(Exercise instructions)
From the listing, collect all lines containing the word "this".

+ + + + +

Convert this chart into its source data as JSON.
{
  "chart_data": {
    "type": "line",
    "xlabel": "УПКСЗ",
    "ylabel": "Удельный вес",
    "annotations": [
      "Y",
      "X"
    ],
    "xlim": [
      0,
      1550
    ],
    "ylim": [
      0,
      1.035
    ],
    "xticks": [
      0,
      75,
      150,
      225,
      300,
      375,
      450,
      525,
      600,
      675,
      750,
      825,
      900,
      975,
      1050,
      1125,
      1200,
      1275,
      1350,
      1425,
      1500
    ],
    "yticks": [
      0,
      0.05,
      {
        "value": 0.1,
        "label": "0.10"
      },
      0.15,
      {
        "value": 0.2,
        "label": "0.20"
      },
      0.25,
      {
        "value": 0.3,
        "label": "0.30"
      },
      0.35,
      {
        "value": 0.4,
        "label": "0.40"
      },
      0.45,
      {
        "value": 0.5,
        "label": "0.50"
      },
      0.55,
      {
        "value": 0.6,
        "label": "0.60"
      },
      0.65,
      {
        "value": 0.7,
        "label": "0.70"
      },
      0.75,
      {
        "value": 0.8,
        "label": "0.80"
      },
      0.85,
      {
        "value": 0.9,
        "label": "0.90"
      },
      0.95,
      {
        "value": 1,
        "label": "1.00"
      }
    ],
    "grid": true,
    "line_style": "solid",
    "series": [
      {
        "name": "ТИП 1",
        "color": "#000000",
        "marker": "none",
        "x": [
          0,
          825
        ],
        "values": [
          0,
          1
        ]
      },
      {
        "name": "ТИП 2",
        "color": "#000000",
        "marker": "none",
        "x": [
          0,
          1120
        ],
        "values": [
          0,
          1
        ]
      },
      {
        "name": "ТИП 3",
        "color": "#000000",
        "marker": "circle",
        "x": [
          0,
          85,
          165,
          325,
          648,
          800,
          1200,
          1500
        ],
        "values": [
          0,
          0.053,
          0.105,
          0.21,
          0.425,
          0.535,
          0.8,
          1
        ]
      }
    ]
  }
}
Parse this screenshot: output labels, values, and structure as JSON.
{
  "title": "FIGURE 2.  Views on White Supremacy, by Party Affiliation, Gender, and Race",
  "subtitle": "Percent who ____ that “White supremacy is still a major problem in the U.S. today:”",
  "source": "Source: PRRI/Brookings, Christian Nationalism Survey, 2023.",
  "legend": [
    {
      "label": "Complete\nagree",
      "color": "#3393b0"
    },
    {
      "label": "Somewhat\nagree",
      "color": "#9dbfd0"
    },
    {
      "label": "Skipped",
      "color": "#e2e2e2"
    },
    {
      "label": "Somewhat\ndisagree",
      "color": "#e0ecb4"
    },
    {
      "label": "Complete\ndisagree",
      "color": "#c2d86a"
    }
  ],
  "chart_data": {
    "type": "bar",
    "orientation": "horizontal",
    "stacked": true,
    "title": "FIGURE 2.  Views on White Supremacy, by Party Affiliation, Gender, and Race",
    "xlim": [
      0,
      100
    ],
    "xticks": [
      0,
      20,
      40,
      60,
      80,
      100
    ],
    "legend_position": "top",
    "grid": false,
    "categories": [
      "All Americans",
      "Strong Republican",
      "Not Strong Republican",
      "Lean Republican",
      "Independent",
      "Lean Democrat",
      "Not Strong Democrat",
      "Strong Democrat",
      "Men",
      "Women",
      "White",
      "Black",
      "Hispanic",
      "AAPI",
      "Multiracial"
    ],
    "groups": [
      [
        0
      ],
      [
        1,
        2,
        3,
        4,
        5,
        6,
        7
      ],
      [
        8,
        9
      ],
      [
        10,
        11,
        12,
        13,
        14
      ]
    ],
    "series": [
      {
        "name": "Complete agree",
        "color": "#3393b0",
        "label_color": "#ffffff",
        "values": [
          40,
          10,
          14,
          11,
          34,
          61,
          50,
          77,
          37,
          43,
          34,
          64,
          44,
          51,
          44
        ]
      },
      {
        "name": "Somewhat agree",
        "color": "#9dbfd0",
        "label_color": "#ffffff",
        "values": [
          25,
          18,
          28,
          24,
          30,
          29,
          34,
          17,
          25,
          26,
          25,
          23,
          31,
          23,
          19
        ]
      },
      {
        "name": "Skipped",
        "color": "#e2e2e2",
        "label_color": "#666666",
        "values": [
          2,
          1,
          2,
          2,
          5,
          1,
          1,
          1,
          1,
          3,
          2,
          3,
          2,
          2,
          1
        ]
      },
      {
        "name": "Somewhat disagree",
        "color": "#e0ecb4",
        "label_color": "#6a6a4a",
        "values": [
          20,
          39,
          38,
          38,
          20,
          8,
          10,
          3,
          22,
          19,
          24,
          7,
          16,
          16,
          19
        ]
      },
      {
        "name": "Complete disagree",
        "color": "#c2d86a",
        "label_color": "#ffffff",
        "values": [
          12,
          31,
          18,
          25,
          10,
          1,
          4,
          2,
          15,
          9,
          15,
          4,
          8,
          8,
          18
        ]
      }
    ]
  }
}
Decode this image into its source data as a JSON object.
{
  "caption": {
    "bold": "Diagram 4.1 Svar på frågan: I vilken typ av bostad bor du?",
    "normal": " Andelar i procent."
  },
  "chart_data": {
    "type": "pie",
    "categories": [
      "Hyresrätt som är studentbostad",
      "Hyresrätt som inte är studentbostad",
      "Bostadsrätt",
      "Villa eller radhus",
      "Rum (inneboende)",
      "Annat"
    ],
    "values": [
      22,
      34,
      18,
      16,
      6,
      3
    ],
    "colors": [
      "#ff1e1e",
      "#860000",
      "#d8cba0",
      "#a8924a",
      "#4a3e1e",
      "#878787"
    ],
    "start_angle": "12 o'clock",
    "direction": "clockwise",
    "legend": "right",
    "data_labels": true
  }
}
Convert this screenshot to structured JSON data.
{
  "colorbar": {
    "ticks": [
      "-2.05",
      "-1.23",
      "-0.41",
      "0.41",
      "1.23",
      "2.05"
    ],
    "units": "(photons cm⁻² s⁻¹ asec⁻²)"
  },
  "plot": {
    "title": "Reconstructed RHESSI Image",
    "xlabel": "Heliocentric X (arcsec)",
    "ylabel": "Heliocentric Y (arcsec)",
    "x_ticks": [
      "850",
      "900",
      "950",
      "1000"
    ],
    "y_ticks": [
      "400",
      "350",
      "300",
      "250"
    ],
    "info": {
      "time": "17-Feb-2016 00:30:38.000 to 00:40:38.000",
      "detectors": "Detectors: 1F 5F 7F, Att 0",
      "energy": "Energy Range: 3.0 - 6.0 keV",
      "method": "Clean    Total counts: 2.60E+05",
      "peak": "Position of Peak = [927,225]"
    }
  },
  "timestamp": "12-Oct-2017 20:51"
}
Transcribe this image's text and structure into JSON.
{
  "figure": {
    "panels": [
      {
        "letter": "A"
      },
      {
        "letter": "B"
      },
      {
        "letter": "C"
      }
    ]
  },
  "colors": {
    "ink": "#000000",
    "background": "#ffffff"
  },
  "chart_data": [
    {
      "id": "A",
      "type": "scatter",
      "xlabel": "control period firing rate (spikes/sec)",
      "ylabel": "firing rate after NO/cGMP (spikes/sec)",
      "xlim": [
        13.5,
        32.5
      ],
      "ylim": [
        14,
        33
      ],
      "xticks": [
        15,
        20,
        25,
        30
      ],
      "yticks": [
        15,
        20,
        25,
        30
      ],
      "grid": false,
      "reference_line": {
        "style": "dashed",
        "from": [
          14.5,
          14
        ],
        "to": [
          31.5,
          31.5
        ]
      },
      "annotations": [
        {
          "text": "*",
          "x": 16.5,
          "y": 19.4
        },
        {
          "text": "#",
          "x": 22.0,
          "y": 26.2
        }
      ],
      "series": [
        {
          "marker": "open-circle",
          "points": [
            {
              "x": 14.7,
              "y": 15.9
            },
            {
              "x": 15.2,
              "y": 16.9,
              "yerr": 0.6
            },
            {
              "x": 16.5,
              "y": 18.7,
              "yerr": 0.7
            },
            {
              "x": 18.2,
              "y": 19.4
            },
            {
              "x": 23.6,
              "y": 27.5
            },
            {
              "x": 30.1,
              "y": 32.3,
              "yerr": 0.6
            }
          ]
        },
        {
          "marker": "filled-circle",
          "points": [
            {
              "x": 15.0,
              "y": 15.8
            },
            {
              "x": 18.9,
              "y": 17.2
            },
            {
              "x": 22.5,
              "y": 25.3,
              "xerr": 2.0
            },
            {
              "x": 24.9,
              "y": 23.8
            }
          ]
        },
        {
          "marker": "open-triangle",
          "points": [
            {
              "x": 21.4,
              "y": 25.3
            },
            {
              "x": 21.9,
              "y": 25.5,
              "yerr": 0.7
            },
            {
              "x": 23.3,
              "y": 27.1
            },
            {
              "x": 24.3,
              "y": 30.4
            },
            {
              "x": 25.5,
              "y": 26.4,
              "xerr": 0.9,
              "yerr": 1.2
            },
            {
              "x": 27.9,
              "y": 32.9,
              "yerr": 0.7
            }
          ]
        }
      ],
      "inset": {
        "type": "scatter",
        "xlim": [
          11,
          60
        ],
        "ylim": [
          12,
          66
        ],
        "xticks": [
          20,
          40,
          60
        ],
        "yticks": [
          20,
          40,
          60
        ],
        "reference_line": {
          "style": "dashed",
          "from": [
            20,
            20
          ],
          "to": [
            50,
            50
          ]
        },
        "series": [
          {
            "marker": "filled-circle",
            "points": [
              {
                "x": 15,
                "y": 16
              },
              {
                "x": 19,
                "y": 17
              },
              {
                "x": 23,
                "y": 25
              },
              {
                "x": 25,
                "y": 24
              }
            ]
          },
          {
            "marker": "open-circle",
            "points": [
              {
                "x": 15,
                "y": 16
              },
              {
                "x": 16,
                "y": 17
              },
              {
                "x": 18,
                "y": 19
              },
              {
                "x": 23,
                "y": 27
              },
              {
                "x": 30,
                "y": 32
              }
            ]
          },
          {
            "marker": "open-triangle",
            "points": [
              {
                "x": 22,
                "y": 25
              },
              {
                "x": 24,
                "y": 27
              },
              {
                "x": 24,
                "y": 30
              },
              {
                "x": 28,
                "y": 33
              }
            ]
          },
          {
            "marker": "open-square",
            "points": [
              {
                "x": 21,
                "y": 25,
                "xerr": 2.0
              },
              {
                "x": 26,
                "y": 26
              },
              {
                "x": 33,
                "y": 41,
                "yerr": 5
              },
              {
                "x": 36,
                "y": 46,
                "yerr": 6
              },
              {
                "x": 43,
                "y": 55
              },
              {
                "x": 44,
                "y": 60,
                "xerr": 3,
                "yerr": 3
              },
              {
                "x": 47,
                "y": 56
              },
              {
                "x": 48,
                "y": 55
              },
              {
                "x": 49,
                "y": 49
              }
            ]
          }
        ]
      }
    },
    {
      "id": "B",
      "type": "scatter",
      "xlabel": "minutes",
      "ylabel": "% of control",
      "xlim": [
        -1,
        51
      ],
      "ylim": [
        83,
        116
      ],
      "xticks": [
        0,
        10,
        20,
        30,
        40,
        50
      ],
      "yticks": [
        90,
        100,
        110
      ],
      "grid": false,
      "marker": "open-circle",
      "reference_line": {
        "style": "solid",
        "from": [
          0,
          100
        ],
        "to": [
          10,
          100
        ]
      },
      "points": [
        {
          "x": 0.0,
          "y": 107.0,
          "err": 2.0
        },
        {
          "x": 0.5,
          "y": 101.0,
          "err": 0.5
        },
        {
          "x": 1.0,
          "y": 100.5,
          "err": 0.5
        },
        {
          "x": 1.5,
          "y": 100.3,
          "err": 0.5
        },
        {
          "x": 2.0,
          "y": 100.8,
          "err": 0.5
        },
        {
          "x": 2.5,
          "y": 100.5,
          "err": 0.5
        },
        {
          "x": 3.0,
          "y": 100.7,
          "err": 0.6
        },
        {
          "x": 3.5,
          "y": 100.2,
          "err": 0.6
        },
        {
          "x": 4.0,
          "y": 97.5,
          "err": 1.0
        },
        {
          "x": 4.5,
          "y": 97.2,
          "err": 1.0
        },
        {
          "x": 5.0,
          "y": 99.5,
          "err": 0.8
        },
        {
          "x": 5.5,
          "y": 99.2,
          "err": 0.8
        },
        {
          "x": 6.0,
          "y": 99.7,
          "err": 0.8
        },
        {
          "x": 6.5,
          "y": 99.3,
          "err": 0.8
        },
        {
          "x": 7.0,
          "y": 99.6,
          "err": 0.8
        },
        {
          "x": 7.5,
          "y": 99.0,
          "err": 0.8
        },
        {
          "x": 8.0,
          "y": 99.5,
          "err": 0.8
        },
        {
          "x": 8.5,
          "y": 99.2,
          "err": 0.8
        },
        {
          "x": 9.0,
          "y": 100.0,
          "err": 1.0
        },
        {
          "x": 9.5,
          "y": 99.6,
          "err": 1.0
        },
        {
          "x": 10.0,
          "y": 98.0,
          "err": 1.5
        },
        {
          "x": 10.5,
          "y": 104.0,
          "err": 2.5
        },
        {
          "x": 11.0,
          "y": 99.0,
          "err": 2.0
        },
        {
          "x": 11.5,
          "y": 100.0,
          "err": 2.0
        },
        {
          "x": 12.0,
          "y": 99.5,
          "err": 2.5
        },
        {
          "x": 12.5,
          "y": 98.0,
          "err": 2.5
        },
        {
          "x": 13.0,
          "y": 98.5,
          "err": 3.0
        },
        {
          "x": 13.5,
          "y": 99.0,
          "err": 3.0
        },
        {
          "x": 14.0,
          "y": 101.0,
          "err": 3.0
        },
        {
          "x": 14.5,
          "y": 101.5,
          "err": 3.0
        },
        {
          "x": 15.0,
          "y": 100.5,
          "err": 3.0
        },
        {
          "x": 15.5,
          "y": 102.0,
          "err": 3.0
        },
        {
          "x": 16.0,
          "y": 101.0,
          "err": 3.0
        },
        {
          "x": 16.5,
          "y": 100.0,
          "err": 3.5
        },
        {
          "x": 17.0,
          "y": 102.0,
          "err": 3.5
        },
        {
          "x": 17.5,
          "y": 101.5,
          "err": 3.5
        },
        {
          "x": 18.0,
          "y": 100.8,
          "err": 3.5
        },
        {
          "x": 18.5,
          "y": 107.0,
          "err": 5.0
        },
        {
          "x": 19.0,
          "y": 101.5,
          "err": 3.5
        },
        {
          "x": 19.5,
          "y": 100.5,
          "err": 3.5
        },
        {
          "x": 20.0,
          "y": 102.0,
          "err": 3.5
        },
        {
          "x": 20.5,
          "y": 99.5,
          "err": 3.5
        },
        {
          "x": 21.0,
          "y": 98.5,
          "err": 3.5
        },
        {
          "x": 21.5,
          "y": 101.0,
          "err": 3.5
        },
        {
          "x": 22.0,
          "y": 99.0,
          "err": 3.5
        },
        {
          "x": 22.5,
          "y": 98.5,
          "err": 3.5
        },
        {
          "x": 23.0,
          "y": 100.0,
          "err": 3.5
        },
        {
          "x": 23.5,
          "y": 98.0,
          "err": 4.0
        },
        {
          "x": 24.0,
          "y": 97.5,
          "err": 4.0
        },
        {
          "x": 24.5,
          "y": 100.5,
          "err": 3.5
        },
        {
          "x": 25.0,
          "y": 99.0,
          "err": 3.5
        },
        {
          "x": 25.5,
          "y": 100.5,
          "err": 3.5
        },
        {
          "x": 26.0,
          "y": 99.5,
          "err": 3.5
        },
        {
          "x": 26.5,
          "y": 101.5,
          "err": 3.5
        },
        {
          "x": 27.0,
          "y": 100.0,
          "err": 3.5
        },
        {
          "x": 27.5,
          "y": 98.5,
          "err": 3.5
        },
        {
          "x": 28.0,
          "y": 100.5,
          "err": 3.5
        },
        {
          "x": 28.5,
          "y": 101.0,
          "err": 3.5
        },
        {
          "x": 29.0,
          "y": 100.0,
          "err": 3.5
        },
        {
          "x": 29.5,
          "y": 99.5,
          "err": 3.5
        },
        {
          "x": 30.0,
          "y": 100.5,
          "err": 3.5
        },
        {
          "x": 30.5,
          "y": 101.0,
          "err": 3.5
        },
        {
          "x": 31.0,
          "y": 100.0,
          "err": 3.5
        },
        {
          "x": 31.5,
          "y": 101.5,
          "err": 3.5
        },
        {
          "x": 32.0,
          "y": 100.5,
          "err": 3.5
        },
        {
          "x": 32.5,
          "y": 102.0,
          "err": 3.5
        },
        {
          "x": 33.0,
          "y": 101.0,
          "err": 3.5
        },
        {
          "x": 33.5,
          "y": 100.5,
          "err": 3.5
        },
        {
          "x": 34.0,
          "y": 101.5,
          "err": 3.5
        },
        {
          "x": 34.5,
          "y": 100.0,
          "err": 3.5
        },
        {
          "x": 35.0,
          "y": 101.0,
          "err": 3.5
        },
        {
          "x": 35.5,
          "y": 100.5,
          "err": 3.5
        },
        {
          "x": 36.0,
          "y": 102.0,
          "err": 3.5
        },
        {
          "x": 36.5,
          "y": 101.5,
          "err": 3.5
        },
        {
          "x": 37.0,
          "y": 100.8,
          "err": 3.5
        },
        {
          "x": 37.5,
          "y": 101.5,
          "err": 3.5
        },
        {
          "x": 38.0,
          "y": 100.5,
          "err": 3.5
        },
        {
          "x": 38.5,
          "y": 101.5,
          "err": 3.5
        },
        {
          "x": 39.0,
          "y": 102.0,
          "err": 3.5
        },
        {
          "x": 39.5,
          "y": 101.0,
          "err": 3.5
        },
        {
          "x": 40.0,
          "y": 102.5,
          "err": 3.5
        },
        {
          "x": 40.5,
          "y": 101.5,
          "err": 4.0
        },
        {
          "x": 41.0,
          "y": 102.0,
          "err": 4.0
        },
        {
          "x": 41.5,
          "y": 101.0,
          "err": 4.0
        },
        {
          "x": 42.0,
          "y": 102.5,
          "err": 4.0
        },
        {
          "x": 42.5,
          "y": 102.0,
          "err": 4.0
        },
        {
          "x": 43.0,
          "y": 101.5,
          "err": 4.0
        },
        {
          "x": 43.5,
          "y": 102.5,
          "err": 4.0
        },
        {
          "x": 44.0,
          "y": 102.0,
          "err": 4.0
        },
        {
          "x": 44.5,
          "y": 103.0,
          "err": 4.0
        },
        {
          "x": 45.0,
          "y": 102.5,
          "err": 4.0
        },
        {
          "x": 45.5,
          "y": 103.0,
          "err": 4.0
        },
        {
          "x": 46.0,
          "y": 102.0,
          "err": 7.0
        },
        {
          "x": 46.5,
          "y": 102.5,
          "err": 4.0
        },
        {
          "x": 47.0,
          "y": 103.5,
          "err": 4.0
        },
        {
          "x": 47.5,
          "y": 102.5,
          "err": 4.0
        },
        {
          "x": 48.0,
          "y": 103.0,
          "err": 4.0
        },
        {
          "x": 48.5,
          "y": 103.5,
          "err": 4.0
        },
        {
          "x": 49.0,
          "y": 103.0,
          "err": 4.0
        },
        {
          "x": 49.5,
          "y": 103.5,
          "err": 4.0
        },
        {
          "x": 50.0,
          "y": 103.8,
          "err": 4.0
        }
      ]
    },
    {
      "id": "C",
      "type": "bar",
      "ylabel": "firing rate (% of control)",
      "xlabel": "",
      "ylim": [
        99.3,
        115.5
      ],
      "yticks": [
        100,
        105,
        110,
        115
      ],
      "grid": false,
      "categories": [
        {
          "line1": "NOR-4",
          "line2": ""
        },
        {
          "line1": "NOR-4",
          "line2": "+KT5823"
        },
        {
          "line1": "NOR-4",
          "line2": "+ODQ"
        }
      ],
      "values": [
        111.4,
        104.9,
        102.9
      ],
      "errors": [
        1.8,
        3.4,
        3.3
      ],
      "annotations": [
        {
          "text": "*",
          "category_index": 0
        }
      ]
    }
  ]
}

+ + + + +

(Final answer)
Convert this chart into its source data as JSON.
Parse this screenshot: output labels, values, and structure as JSON.
Decode this image into its source data as a JSON object.
Convert this screenshot to structured JSON data.
Transcribe this image's text and structure into JSON.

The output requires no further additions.